* Directions for this task
Restate the full set of records exactly, without adding or dropping a word.

* Source records
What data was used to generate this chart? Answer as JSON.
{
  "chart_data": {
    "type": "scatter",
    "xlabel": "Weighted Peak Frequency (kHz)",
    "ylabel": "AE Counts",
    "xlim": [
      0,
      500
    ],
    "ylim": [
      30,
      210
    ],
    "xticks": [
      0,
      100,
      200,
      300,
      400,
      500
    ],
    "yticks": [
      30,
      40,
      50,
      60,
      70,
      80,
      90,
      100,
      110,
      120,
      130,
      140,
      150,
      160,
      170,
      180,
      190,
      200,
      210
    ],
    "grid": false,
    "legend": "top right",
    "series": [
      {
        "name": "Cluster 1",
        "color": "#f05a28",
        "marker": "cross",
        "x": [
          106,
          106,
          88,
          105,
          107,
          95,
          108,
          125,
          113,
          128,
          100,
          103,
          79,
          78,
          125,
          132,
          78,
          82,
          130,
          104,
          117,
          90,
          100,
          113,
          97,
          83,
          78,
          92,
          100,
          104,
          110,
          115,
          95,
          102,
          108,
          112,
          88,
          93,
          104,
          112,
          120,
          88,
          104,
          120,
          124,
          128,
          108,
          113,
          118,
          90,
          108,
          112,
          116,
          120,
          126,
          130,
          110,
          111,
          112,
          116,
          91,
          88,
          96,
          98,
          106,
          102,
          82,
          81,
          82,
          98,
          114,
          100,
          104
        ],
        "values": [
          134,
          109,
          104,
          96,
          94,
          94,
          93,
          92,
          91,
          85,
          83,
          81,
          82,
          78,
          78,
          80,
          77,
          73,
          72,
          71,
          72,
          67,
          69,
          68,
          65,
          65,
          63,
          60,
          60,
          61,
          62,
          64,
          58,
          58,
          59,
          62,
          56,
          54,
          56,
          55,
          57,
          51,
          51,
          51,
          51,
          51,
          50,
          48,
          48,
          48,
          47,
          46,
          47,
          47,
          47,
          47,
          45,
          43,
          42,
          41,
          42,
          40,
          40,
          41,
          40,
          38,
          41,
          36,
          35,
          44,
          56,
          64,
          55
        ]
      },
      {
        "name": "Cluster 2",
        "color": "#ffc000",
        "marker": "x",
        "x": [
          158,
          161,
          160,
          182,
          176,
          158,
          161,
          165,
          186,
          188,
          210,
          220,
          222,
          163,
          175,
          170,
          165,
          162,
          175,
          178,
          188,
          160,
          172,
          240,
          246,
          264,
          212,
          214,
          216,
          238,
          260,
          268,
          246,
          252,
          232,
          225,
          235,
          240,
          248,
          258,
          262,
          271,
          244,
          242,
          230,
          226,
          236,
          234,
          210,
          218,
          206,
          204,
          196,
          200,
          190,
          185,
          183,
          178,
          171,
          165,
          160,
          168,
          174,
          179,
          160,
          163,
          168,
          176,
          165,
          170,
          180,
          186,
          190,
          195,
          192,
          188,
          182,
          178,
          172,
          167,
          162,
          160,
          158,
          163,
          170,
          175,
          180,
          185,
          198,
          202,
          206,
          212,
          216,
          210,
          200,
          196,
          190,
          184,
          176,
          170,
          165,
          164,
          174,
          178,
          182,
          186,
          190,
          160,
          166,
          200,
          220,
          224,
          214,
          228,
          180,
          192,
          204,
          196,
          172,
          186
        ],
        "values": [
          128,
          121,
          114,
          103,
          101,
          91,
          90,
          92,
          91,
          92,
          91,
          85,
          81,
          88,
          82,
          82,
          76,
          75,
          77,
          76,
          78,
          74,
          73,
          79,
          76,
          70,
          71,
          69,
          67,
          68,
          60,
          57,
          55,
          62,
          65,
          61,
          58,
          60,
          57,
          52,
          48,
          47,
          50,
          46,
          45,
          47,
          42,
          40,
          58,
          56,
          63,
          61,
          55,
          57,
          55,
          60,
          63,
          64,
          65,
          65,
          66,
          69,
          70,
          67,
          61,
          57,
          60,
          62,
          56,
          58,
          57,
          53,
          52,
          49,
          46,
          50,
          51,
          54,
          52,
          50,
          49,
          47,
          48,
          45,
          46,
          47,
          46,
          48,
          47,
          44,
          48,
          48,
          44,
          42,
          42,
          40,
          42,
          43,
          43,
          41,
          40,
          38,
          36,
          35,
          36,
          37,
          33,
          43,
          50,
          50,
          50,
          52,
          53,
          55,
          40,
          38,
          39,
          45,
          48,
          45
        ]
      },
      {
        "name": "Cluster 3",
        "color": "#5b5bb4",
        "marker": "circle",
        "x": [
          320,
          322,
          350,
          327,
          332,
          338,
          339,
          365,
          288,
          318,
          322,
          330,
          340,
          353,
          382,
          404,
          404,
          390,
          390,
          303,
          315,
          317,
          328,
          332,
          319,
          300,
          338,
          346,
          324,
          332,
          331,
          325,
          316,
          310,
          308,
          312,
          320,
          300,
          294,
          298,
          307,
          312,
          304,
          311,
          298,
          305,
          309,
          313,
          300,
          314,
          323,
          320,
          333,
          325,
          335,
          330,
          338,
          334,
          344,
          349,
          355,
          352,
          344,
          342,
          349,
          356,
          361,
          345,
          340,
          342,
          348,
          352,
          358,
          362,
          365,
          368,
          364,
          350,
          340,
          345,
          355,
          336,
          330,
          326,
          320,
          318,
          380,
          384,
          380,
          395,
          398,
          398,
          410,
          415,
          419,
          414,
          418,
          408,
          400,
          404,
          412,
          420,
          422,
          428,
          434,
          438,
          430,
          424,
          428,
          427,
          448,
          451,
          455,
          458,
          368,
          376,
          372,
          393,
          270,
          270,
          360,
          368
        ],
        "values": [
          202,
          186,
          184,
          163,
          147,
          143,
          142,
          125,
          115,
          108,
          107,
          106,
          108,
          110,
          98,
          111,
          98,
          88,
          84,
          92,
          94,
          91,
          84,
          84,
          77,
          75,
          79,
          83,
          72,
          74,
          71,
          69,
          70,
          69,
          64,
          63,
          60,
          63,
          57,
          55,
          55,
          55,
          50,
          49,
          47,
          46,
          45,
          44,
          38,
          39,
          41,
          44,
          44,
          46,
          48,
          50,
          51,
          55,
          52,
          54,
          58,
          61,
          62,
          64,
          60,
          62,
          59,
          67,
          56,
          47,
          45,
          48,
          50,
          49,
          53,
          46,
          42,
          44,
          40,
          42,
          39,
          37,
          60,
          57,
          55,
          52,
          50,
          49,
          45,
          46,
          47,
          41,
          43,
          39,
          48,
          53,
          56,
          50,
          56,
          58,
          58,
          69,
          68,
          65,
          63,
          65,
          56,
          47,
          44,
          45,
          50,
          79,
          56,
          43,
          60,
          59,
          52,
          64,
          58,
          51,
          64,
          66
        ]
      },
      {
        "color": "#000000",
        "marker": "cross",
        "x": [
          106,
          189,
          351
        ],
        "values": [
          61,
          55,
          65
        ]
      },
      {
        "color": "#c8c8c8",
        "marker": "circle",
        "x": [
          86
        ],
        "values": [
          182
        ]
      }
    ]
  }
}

* Exercise output
What data was used to generate this chart? Answer as JSON.
{
  "chart_data": {
    "type": "scatter",
    "xlabel": "Weighted Peak Frequency (kHz)",
    "ylabel": "AE Counts",
    "xlim": [
      0,
      500
    ],
    "ylim": [
      30,
      210
    ],
    "xticks": [
      0,
      100,
      200,
      300,
      400,
      500
    ],
    "yticks": [
      30,
      40,
      50,
      60,
      70,
      80,
      90,
      100,
      110,
      120,
      130,
      140,
      150,
      160,
      170,
      180,
      190,
      200,
      210
    ],
    "grid": false,
    "legend": "top right",
    "series": [
      {
        "name": "Cluster 1",
        "color": "#f05a28",
        "marker": "cross",
        "x": [
          106,
          106,
          88,
          105,
          107,
          95,
          108,
          125,
          113,
          128,
          100,
          103,
          79,
          78,
          125,
          132,
          78,
          82,
          130,
          104,
          117,
          90,
          100,
          113,
          97,
          83,
          78,
          92,
          100,
          104,
          110,
          115,
          95,
          102,
          108,
          112,
          88,
          93,
          104,
          112,
          120,
          88,
          104,
          120,
          124,
          128,
          108,
          113,
          118,
          90,
          108,
          112,
          116,
          120,
          126,
          130,
          110,
          111,
          112,
          116,
          91,
          88,
          96,
          98,
          106,
          102,
          82,
          81,
          82,
          98,
          114,
          100,
          104
        ],
        "values": [
          134,
          109,
          104,
          96,
          94,
          94,
          93,
          92,
          91,
          85,
          83,
          81,
          82,
          78,
          78,
          80,
          77,
          73,
          72,
          71,
          72,
          67,
          69,
          68,
          65,
          65,
          63,
          60,
          60,
          61,
          62,
          64,
          58,
          58,
          59,
          62,
          56,
          54,
          56,
          55,
          57,
          51,
          51,
          51,
          51,
          51,
          50,
          48,
          48,
          48,
          47,
          46,
          47,
          47,
          47,
          47,
          45,
          43,
          42,
          41,
          42,
          40,
          40,
          41,
          40,
          38,
          41,
          36,
          35,
          44,
          56,
          64,
          55
        ]
      },
      {
        "name": "Cluster 2",
        "color": "#ffc000",
        "marker": "x",
        "x": [
          158,
          161,
          160,
          182,
          176,
          158,
          161,
          165,
          186,
          188,
          210,
          220,
          222,
          163,
          175,
          170,
          165,
          162,
          175,
          178,
          188,
          160,
          172,
          240,
          246,
          264,
          212,
          214,
          216,
          238,
          260,
          268,
          246,
          252,
          232,
          225,
          235,
          240,
          248,
          258,
          262,
          271,
          244,
          242,
          230,
          226,
          236,
          234,
          210,
          218,
          206,
          204,
          196,
          200,
          190,
          185,
          183,
          178,
          171,
          165,
          160,
          168,
          174,
          179,
          160,
          163,
          168,
          176,
          165,
          170,
          180,
          186,
          190,
          195,
          192,
          188,
          182,
          178,
          172,
          167,
          162,
          160,
          158,
          163,
          170,
          175,
          180,
          185,
          198,
          202,
          206,
          212,
          216,
          210,
          200,
          196,
          190,
          184,
          176,
          170,
          165,
          164,
          174,
          178,
          182,
          186,
          190,
          160,
          166,
          200,
          220,
          224,
          214,
          228,
          180,
          192,
          204,
          196,
          172,
          186
        ],
        "values": [
          128,
          121,
          114,
          103,
          101,
          91,
          90,
          92,
          91,
          92,
          91,
          85,
          81,
          88,
          82,
          82,
          76,
          75,
          77,
          76,
          78,
          74,
          73,
          79,
          76,
          70,
          71,
          69,
          67,
          68,
          60,
          57,
          55,
          62,
          65,
          61,
          58,
          60,
          57,
          52,
          48,
          47,
          50,
          46,
          45,
          47,
          42,
          40,
          58,
          56,
          63,
          61,
          55,
          57,
          55,
          60,
          63,
          64,
          65,
          65,
          66,
          69,
          70,
          67,
          61,
          57,
          60,
          62,
          56,
          58,
          57,
          53,
          52,
          49,
          46,
          50,
          51,
          54,
          52,
          50,
          49,
          47,
          48,
          45,
          46,
          47,
          46,
          48,
          47,
          44,
          48,
          48,
          44,
          42,
          42,
          40,
          42,
          43,
          43,
          41,
          40,
          38,
          36,
          35,
          36,
          37,
          33,
          43,
          50,
          50,
          50,
          52,
          53,
          55,
          40,
          38,
          39,
          45,
          48,
          45
        ]
      },
      {
        "name": "Cluster 3",
        "color": "#5b5bb4",
        "marker": "circle",
        "x": [
          320,
          322,
          350,
          327,
          332,
          338,
          339,
          365,
          288,
          318,
          322,
          330,
          340,
          353,
          382,
          404,
          404,
          390,
          390,
          303,
          315,
          317,
          328,
          332,
          319,
          300,
          338,
          346,
          324,
          332,
          331,
          325,
          316,
          310,
          308,
          312,
          320,
          300,
          294,
          298,
          307,
          312,
          304,
          311,
          298,
          305,
          309,
          313,
          300,
          314,
          323,
          320,
          333,
          325,
          335,
          330,
          338,
          334,
          344,
          349,
          355,
          352,
          344,
          342,
          349,
          356,
          361,
          345,
          340,
          342,
          348,
          352,
          358,
          362,
          365,
          368,
          364,
          350,
          340,
          345,
          355,
          336,
          330,
          326,
          320,
          318,
          380,
          384,
          380,
          395,
          398,
          398,
          410,
          415,
          419,
          414,
          418,
          408,
          400,
          404,
          412,
          420,
          422,
          428,
          434,
          438,
          430,
          424,
          428,
          427,
          448,
          451,
          455,
          458,
          368,
          376,
          372,
          393,
          270,
          270,
          360,
          368
        ],
        "values": [
          202,
          186,
          184,
          163,
          147,
          143,
          142,
          125,
          115,
          108,
          107,
          106,
          108,
          110,
          98,
          111,
          98,
          88,
          84,
          92,
          94,
          91,
          84,
          84,
          77,
          75,
          79,
          83,
          72,
          74,
          71,
          69,
          70,
          69,
          64,
          63,
          60,
          63,
          57,
          55,
          55,
          55,
          50,
          49,
          47,
          46,
          45,
          44,
          38,
          39,
          41,
          44,
          44,
          46,
          48,
          50,
          51,
          55,
          52,
          54,
          58,
          61,
          62,
          64,
          60,
          62,
          59,
          67,
          56,
          47,
          45,
          48,
          50,
          49,
          53,
          46,
          42,
          44,
          40,
          42,
          39,
          37,
          60,
          57,
          55,
          52,
          50,
          49,
          45,
          46,
          47,
          41,
          43,
          39,
          48,
          53,
          56,
          50,
          56,
          58,
          58,
          69,
          68,
          65,
          63,
          65,
          56,
          47,
          44,
          45,
          50,
          79,
          56,
          43,
          60,
          59,
          52,
          64,
          58,
          51,
          64,
          66
        ]
      },
      {
        "color": "#000000",
        "marker": "cross",
        "x": [
          106,
          189,
          351
        ],
        "values": [
          61,
          55,
          65
        ]
      },
      {
        "color": "#c8c8c8",
        "marker": "circle",
        "x": [
          86
        ],
        "values": [
          182
        ]
      }
    ]
  }
}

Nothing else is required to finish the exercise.